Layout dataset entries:
########################################
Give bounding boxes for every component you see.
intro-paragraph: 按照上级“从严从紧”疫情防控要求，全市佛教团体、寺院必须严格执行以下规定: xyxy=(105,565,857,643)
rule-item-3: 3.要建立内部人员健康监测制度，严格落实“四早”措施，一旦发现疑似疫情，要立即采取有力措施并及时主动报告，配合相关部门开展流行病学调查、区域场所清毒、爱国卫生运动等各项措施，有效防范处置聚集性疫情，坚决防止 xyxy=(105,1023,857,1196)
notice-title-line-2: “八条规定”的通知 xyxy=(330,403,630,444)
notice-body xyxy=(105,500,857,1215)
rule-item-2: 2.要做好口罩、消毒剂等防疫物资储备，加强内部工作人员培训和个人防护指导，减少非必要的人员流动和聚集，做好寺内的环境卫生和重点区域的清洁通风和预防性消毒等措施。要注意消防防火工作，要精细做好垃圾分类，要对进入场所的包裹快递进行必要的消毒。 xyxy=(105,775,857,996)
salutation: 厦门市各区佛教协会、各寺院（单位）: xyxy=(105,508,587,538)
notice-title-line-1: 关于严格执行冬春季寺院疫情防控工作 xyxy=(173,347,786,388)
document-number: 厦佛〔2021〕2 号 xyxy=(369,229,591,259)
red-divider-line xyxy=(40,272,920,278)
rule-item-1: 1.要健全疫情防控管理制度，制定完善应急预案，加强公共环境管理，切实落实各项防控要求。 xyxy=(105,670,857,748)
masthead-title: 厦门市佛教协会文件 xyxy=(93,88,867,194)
########################################
* [Task statement]:
Reproduce every line of the entries above word for word, without changing anything.

* [The answer]:
Give bounding boxes for every component you see.
intro-paragraph: 按照上级“从严从紧”疫情防控要求，全市佛教团体、寺院必须严格执行以下规定: xyxy=(105,565,857,643)
rule-item-3: 3.要建立内部人员健康监测制度，严格落实“四早”措施，一旦发现疑似疫情，要立即采取有力措施并及时主动报告，配合相关部门开展流行病学调查、区域场所清毒、爱国卫生运动等各项措施，有效防范处置聚集性疫情，坚决防止 xyxy=(105,1023,857,1196)
notice-title-line-2: “八条规定”的通知 xyxy=(330,403,630,444)
notice-body xyxy=(105,500,857,1215)
rule-item-2: 2.要做好口罩、消毒剂等防疫物资储备，加强内部工作人员培训和个人防护指导，减少非必要的人员流动和聚集，做好寺内的环境卫生和重点区域的清洁通风和预防性消毒等措施。要注意消防防火工作，要精细做好垃圾分类，要对进入场所的包裹快递进行必要的消毒。 xyxy=(105,775,857,996)
salutation: 厦门市各区佛教协会、各寺院（单位）: xyxy=(105,508,587,538)
notice-title-line-1: 关于严格执行冬春季寺院疫情防控工作 xyxy=(173,347,786,388)
document-number: 厦佛〔2021〕2 号 xyxy=(369,229,591,259)
red-divider-line xyxy=(40,272,920,278)
rule-item-1: 1.要健全疫情防控管理制度，制定完善应急预案，加强公共环境管理，切实落实各项防控要求。 xyxy=(105,670,857,748)
masthead-title: 厦门市佛教协会文件 xyxy=(93,88,867,194)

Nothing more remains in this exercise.